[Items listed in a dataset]

============

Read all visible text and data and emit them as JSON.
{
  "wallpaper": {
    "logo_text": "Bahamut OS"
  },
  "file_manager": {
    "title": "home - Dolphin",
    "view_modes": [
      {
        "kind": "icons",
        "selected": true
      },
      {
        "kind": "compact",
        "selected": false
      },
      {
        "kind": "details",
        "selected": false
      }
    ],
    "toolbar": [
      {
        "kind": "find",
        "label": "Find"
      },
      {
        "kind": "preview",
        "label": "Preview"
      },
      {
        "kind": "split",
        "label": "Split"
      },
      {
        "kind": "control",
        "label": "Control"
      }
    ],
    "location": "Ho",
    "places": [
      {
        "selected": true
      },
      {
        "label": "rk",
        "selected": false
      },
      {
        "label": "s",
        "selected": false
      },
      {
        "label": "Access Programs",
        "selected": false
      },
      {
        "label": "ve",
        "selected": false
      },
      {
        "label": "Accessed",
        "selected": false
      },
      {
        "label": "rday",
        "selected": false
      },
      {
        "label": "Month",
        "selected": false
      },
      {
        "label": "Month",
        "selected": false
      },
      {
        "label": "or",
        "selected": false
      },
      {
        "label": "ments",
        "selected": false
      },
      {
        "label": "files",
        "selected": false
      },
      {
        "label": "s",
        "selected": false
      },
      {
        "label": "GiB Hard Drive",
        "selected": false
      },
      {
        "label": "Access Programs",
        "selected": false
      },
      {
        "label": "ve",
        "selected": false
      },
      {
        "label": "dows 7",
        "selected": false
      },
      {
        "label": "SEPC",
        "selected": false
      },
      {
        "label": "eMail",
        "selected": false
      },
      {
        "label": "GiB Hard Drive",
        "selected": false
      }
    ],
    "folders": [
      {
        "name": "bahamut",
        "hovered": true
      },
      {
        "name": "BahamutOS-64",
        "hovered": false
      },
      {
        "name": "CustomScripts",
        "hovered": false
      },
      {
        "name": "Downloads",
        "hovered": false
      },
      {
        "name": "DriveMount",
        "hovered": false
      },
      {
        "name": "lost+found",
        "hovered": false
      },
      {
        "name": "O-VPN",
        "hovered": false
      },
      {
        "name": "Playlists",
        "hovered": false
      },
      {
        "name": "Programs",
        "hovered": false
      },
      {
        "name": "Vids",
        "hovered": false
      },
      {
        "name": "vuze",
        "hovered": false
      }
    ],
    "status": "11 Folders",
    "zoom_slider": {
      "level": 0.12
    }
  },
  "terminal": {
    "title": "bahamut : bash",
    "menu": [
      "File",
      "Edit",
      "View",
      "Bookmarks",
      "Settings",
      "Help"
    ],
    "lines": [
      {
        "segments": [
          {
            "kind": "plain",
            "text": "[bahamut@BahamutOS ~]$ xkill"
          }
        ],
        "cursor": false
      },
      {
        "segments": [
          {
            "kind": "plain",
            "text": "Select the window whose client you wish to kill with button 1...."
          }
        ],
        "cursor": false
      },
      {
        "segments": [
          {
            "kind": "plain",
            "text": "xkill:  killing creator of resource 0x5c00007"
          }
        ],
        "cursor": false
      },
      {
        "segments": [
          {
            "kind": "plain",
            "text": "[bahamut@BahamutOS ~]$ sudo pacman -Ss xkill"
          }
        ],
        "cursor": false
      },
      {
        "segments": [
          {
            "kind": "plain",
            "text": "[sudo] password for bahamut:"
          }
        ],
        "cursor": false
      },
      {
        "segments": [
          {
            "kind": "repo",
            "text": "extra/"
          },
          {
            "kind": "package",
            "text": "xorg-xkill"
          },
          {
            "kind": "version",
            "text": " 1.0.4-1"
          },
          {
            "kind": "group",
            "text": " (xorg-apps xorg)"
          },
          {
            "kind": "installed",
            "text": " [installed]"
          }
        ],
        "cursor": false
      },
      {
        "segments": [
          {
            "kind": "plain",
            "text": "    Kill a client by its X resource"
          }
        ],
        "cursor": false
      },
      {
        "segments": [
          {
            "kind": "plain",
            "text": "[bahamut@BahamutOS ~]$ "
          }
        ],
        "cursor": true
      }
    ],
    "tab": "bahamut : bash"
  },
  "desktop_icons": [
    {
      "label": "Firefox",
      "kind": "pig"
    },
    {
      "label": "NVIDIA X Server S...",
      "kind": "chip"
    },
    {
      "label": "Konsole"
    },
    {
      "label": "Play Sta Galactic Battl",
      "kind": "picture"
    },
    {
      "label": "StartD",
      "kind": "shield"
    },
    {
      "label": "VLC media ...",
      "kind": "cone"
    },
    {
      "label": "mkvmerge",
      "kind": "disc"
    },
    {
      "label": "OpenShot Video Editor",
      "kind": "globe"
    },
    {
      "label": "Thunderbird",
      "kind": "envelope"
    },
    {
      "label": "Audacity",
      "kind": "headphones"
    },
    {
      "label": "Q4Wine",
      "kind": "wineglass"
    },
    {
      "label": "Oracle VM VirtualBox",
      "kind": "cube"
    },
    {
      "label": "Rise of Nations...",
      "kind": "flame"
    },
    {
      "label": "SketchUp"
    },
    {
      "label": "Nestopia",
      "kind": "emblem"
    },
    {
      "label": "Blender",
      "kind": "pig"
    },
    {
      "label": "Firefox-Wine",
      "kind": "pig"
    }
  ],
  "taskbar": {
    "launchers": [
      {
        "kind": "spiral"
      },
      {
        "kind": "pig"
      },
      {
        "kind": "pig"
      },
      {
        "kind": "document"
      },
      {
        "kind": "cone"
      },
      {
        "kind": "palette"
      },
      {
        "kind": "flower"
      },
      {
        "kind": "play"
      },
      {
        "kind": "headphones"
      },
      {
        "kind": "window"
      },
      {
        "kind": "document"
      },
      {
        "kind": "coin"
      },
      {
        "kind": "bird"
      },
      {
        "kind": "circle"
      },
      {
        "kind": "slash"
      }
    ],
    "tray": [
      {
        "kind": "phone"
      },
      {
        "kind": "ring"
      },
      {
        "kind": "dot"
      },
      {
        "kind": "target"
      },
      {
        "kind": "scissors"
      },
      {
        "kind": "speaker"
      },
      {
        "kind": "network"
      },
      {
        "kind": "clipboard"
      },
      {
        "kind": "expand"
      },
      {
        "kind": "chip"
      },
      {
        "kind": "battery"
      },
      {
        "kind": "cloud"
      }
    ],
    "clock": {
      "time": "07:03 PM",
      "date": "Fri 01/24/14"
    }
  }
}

============

What you are asked to do =
Tally every line of the data that holds the word "true" and write the count alone.

Exercise answer =
4